Narrow the data below down to the lines containing "LOLLIYPOP".

* START RECORD SET *

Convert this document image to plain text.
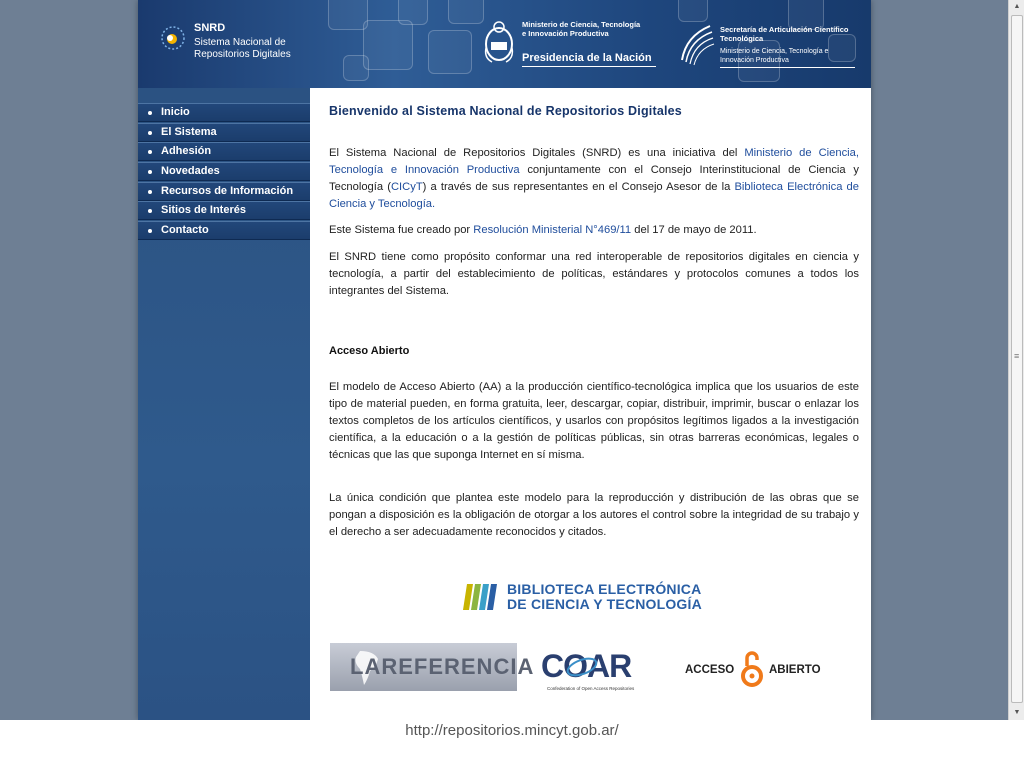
SNRD
Sistema Nacional de Repositorios Digitales
Ministerio de Ciencia, Tecnología e Innovación Productiva
Presidencia de la Nación
Secretaría de Articulación Científico Tecnológica
Ministerio de Ciencia, Tecnología e Innovación Productiva
Inicio
El Sistema
Adhesión
Novedades
Recursos de Información
Sitios de Interés
Contacto
Bienvenido al Sistema Nacional de Repositorios Digitales

El Sistema Nacional de Repositorios Digitales (SNRD) es una iniciativa del Ministerio de Ciencia, Tecnología e Innovación Productiva conjuntamente con el Consejo Interinstitucional de Ciencia y Tecnología (CICyT) a través de sus representantes en el Consejo Asesor de la Biblioteca Electrónica de Ciencia y Tecnología.

Este Sistema fue creado por Resolución Ministerial N°469/11 del 17 de mayo de 2011.

El SNRD tiene como propósito conformar una red interoperable de repositorios digitales en ciencia y tecnología, a partir del establecimiento de políticas, estándares y protocolos comunes a todos los integrantes del Sistema.

Acceso Abierto

El modelo de Acceso Abierto (AA) a la producción científico-tecnológica implica que los usuarios de este tipo de material pueden, en forma gratuita, leer, descargar, copiar, distribuir, imprimir, buscar o enlazar los textos completos de los artículos científicos, y usarlos con propósitos legítimos ligados a la investigación científica, a la educación o a la gestión de políticas públicas, sin otras barreras económicas, legales o técnicas que las que suponga Internet en sí misma.

La única condición que plantea este modelo para la reproducción y distribución de las obras que se pongan a disposición es la obligación de otorgar a los autores el control sobre la integridad de su trabajo y el derecho a ser adecuadamente reconocidos y citados.

BIBLIOTECA ELECTRÓNICA
DE CIENCIA Y TECNOLOGÍA
LAREFERENCIA COAR
Confederation of Open Access Repositories
ACCESO	ABIERTO
▲
≡
▼
http://repositorios.mincyt.gob.ar/
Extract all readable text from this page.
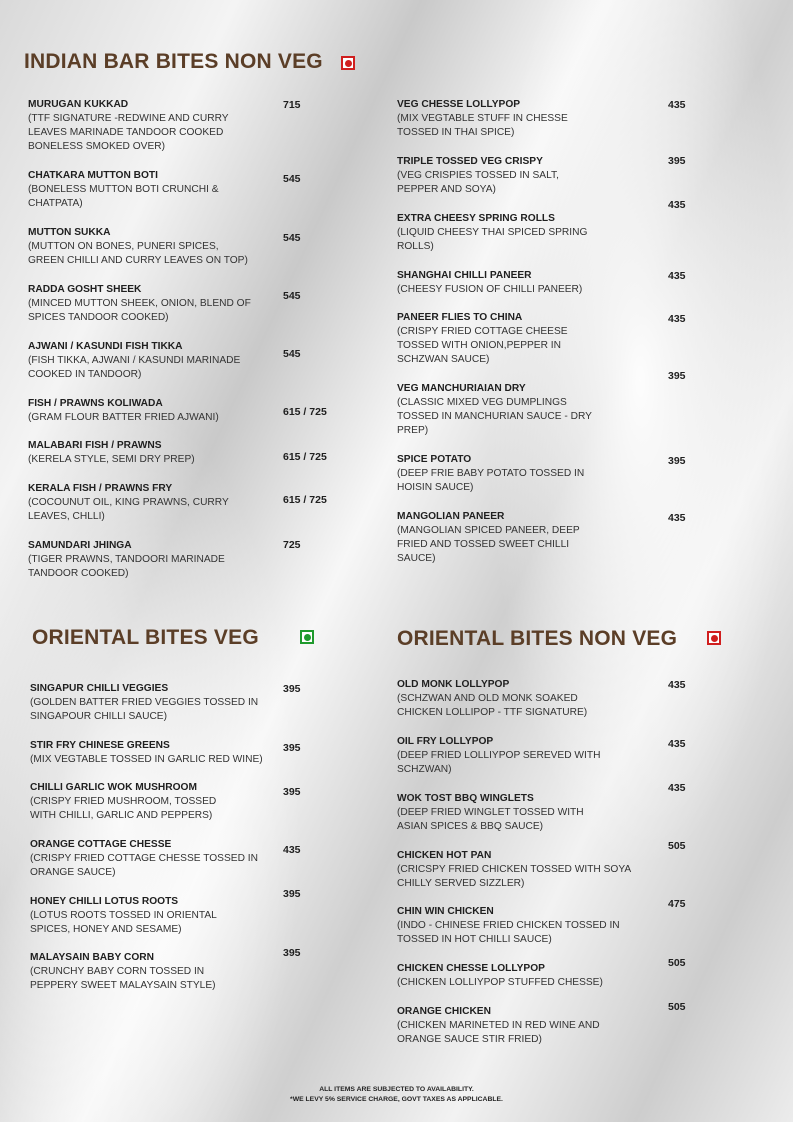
INDIAN BAR BITES NON VEG
ORIENTAL BITES VEG	ORIENTAL BITES NON VEG
MURUGAN KUKKAD
(TTF SIGNATURE -REDWINE AND CURRY
LEAVES MARINADE TANDOOR COOKED
BONELESS SMOKED OVER)
715
CHATKARA MUTTON BOTI
(BONELESS MUTTON BOTI CRUNCHI &
CHATPATA)
545
MUTTON SUKKA
(MUTTON ON BONES, PUNERI SPICES,
GREEN CHILLI AND CURRY LEAVES ON TOP)
545
RADDA GOSHT SHEEK
(MINCED MUTTON SHEEK, ONION, BLEND OF
SPICES TANDOOR COOKED)
545
AJWANI / KASUNDI FISH TIKKA
(FISH TIKKA, AJWANI / KASUNDI MARINADE
COOKED IN TANDOOR)
545
FISH / PRAWNS KOLIWADA
(GRAM FLOUR BATTER FRIED AJWANI)	615 / 725
MALABARI FISH / PRAWNS
(KERELA STYLE, SEMI DRY PREP)	615 / 725
KERALA FISH / PRAWNS FRY
(COCOUNUT OIL, KING PRAWNS, CURRY
LEAVES, CHLLI)
615 / 725
SAMUNDARI JHINGA
(TIGER PRAWNS, TANDOORI MARINADE
TANDOOR COOKED)
725
VEG CHESSE LOLLYPOP
(MIX VEGTABLE STUFF IN CHESSE
TOSSED IN THAI SPICE)
435
TRIPLE TOSSED VEG CRISPY
(VEG CRISPIES TOSSED IN SALT,
PEPPER AND SOYA)
395
EXTRA CHEESY SPRING ROLLS
(LIQUID CHEESY THAI SPICED SPRING
ROLLS)
435
SHANGHAI CHILLI PANEER
(CHEESY FUSION OF CHILLI PANEER)
435
PANEER FLIES TO CHINA
(CRISPY FRIED COTTAGE CHEESE
TOSSED WITH ONION,PEPPER IN
SCHZWAN SAUCE)
435
VEG MANCHURIAIAN DRY
(CLASSIC MIXED VEG DUMPLINGS
TOSSED IN MANCHURIAN SAUCE - DRY
PREP)
395
SPICE POTATO
(DEEP FRIE BABY POTATO TOSSED IN
HOISIN SAUCE)
395
MANGOLIAN PANEER
(MANGOLIAN SPICED PANEER, DEEP
FRIED AND TOSSED SWEET CHILLI
SAUCE)
435
SINGAPUR CHILLI VEGGIES
(GOLDEN BATTER FRIED VEGGIES TOSSED IN
SINGAPOUR CHILLI SAUCE)
395
STIR FRY CHINESE GREENS
(MIX VEGTABLE TOSSED IN GARLIC RED WINE)
395
CHILLI GARLIC WOK MUSHROOM
(CRISPY FRIED MUSHROOM, TOSSED
WITH CHILLI, GARLIC AND PEPPERS)
395
ORANGE COTTAGE CHESSE
(CRISPY FRIED COTTAGE CHESSE TOSSED IN
ORANGE SAUCE)
435
HONEY CHILLI LOTUS ROOTS
(LOTUS ROOTS TOSSED IN ORIENTAL
SPICES, HONEY AND SESAME)
395
MALAYSAIN BABY CORN
(CRUNCHY BABY CORN TOSSED IN
PEPPERY SWEET MALAYSAIN STYLE)
395
OLD MONK LOLLYPOP
(SCHZWAN AND OLD MONK SOAKED
CHICKEN LOLLIPOP - TTF SIGNATURE)
435
OIL FRY LOLLYPOP
(DEEP FRIED LOLLIYPOP SEREVED WITH
SCHZWAN)
435
WOK TOST BBQ WINGLETS
(DEEP FRIED WINGLET TOSSED WITH
ASIAN SPICES & BBQ SAUCE)
435
CHICKEN HOT PAN
(CRICSPY FRIED CHICKEN TOSSED WITH SOYA
CHILLY SERVED SIZZLER)
505
CHIN WIN CHICKEN
(INDO - CHINESE FRIED CHICKEN TOSSED IN
TOSSED IN HOT CHILLI SAUCE)
475
CHICKEN CHESSE LOLLYPOP
(CHICKEN LOLLIYPOP STUFFED CHESSE)
505
ORANGE CHICKEN
(CHICKEN MARINETED IN RED WINE AND
ORANGE SAUCE STIR FRIED)
505
ALL ITEMS ARE SUBJECTED TO AVAILABILITY.
*WE LEVY 5% SERVICE CHARGE, GOVT TAXES AS APPLICABLE.
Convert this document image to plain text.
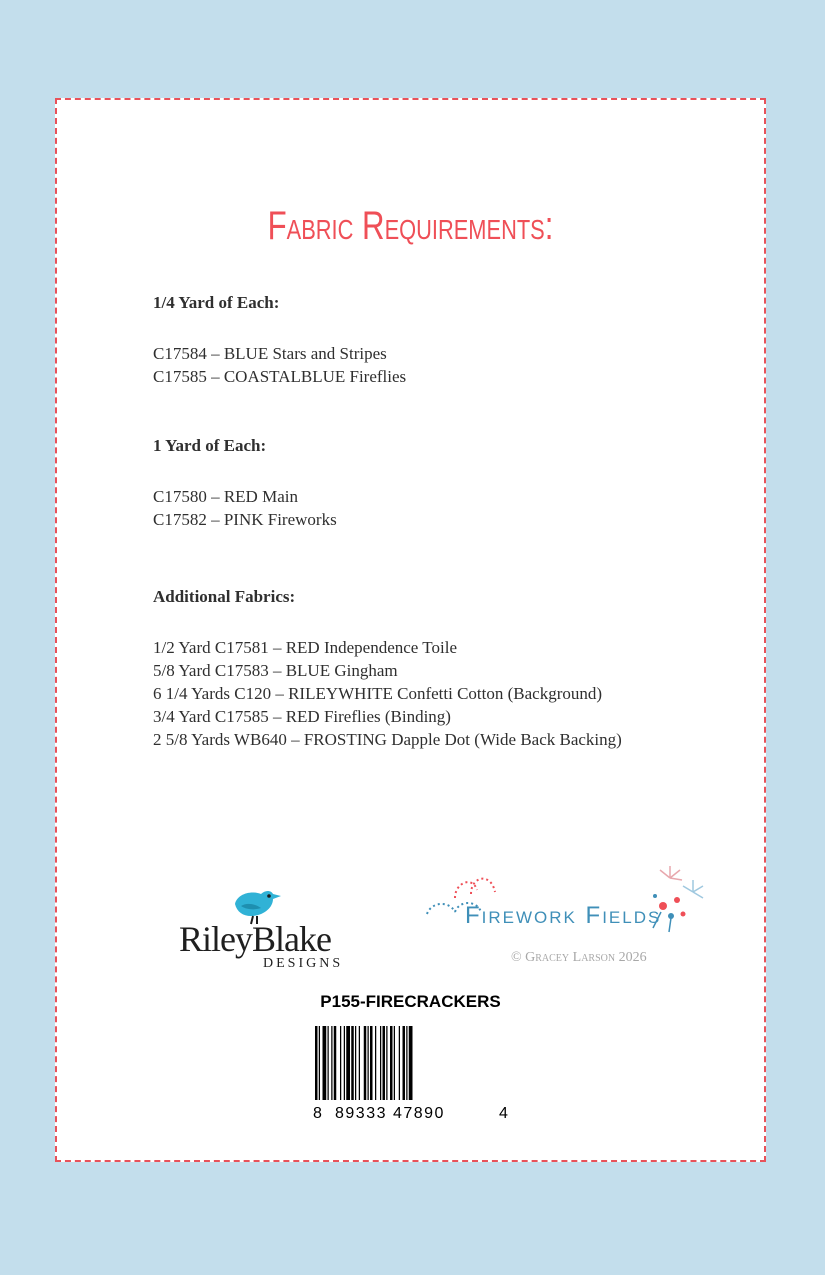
Fabric Requirements:
1/4 Yard of Each:
C17584 – BLUE Stars and Stripes
C17585 – COASTALBLUE Fireflies
1 Yard of Each:
C17580 – RED Main
C17582 – PINK Fireworks
Additional Fabrics:
1/2 Yard C17581 – RED Independence Toile
5/8 Yard C17583 – BLUE Gingham
6 1/4 Yards C120 – RILEYWHITE Confetti Cotton (Background)
3/4 Yard C17585 – RED Fireflies (Binding)
2 5/8 Yards WB640 – FROSTING Dapple Dot (Wide Back Backing)
RileyBlake
DESIGNS
Firework Fields
© Gracey Larson 2026
P155-FIRECRACKERS
8 89333 47890	4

* END RECORD SET *

## RESULT
(DEEP FRIED LOLLIYPOP SEREVED WITH
(CHICKEN LOLLIYPOP STUFFED CHESSE)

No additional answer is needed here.